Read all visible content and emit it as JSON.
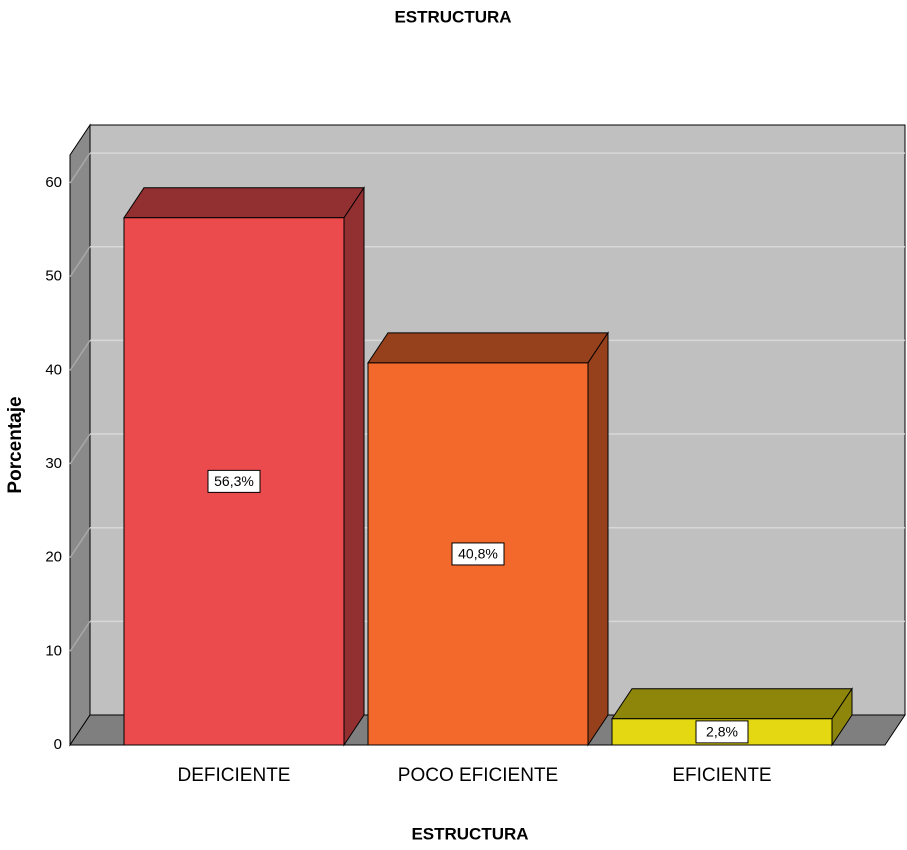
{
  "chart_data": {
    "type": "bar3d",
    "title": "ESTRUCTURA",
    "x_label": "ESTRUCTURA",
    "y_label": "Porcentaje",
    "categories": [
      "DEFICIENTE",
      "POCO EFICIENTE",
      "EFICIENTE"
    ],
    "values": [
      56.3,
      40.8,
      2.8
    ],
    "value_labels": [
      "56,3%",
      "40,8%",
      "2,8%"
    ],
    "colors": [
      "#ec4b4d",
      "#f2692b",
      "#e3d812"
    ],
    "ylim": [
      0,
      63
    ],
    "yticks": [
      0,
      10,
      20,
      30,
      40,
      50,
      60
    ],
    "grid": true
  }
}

* * *

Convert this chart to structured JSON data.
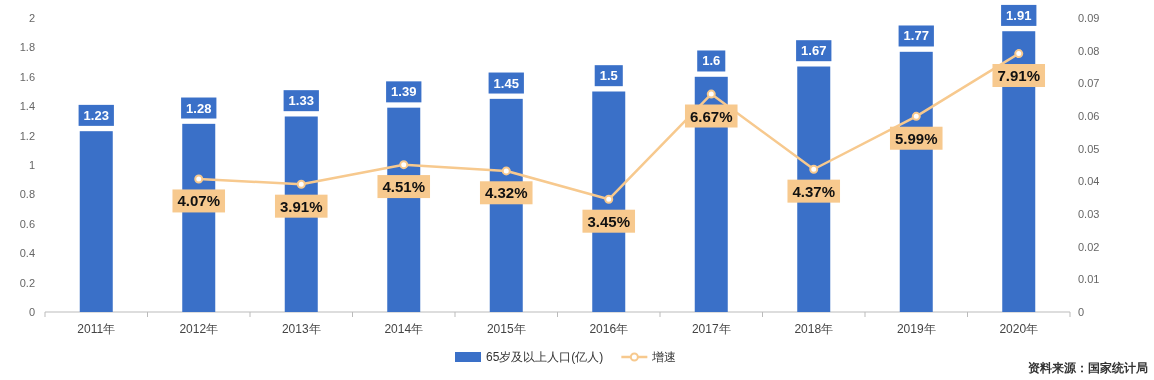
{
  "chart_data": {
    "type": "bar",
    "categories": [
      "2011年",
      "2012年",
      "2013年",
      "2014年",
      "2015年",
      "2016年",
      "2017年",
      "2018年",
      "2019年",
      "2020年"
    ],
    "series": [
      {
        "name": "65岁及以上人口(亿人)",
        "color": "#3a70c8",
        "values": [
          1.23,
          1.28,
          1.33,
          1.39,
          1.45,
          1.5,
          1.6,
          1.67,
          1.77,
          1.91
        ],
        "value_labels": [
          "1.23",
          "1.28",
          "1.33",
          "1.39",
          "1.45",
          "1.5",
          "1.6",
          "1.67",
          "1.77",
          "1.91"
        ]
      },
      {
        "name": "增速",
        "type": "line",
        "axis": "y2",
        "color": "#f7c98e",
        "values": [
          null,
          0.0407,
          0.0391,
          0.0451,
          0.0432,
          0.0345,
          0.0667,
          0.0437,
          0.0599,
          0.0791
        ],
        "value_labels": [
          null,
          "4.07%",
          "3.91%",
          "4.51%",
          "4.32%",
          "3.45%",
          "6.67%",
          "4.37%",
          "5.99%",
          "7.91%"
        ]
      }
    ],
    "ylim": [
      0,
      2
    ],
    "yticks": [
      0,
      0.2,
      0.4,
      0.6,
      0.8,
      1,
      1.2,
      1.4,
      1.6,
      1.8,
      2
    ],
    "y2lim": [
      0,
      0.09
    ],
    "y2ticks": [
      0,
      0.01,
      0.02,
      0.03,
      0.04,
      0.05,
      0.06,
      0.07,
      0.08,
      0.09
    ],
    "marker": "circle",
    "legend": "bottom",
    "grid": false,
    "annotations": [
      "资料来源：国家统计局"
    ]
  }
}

» Problem to solve: Look through the entries above and report each line where the string "JSON" occurs.

» Reply to the task:
Read all visible content and emit it as JSON.
Convert this chart to structured JSON data.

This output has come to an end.